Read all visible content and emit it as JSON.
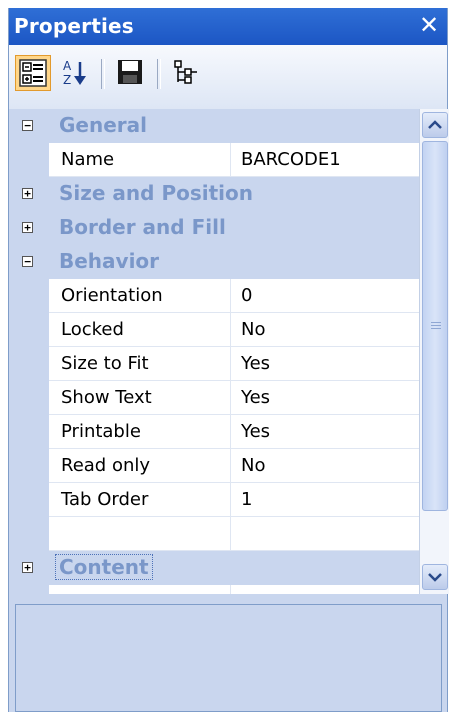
{
  "window": {
    "title": "Properties",
    "close_glyph": "✕"
  },
  "toolbar": {
    "buttons": [
      {
        "icon": "categorized-icon",
        "active": true
      },
      {
        "icon": "sort-alphabetical-icon",
        "active": false
      },
      {
        "icon": "save-icon",
        "active": false
      },
      {
        "icon": "hierarchy-icon",
        "active": false
      }
    ]
  },
  "grid": {
    "categories": {
      "general": {
        "label": "General",
        "expander": "−"
      },
      "size_position": {
        "label": "Size and Position",
        "expander": "+"
      },
      "border_fill": {
        "label": "Border and Fill",
        "expander": "+"
      },
      "behavior": {
        "label": "Behavior",
        "expander": "−"
      },
      "content": {
        "label": "Content",
        "expander": "+"
      }
    },
    "general_rows": [
      {
        "name": "Name",
        "value": "BARCODE1"
      }
    ],
    "behavior_rows": [
      {
        "name": "Orientation",
        "value": "0"
      },
      {
        "name": "Locked",
        "value": "No"
      },
      {
        "name": "Size to Fit",
        "value": "Yes"
      },
      {
        "name": "Show Text",
        "value": "Yes"
      },
      {
        "name": "Printable",
        "value": "Yes"
      },
      {
        "name": "Read only",
        "value": "No"
      },
      {
        "name": "Tab Order",
        "value": "1"
      },
      {
        "name": "",
        "value": ""
      }
    ]
  },
  "colors": {
    "title_bar": "#1c56c4",
    "category_bg": "#c9d6ee",
    "category_text": "#7a97c9",
    "active_tool": "#ffd68a"
  }
}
☆ ☆ ☆ ☆ ☆
## TASK STATEMENT:
Transcribe the listing above verbatim. Omit the pictures.

## EXERCISE OUTPUT:
Read all visible content and emit it as JSON.
{
  "window": {
    "title": "Properties",
    "close_glyph": "✕"
  },
  "toolbar": {
    "buttons": [
      {
        "icon": "categorized-icon",
        "active": true
      },
      {
        "icon": "sort-alphabetical-icon",
        "active": false
      },
      {
        "icon": "save-icon",
        "active": false
      },
      {
        "icon": "hierarchy-icon",
        "active": false
      }
    ]
  },
  "grid": {
    "categories": {
      "general": {
        "label": "General",
        "expander": "−"
      },
      "size_position": {
        "label": "Size and Position",
        "expander": "+"
      },
      "border_fill": {
        "label": "Border and Fill",
        "expander": "+"
      },
      "behavior": {
        "label": "Behavior",
        "expander": "−"
      },
      "content": {
        "label": "Content",
        "expander": "+"
      }
    },
    "general_rows": [
      {
        "name": "Name",
        "value": "BARCODE1"
      }
    ],
    "behavior_rows": [
      {
        "name": "Orientation",
        "value": "0"
      },
      {
        "name": "Locked",
        "value": "No"
      },
      {
        "name": "Size to Fit",
        "value": "Yes"
      },
      {
        "name": "Show Text",
        "value": "Yes"
      },
      {
        "name": "Printable",
        "value": "Yes"
      },
      {
        "name": "Read only",
        "value": "No"
      },
      {
        "name": "Tab Order",
        "value": "1"
      },
      {
        "name": "",
        "value": ""
      }
    ]
  },
  "colors": {
    "title_bar": "#1c56c4",
    "category_bg": "#c9d6ee",
    "category_text": "#7a97c9",
    "active_tool": "#ffd68a"
  }
}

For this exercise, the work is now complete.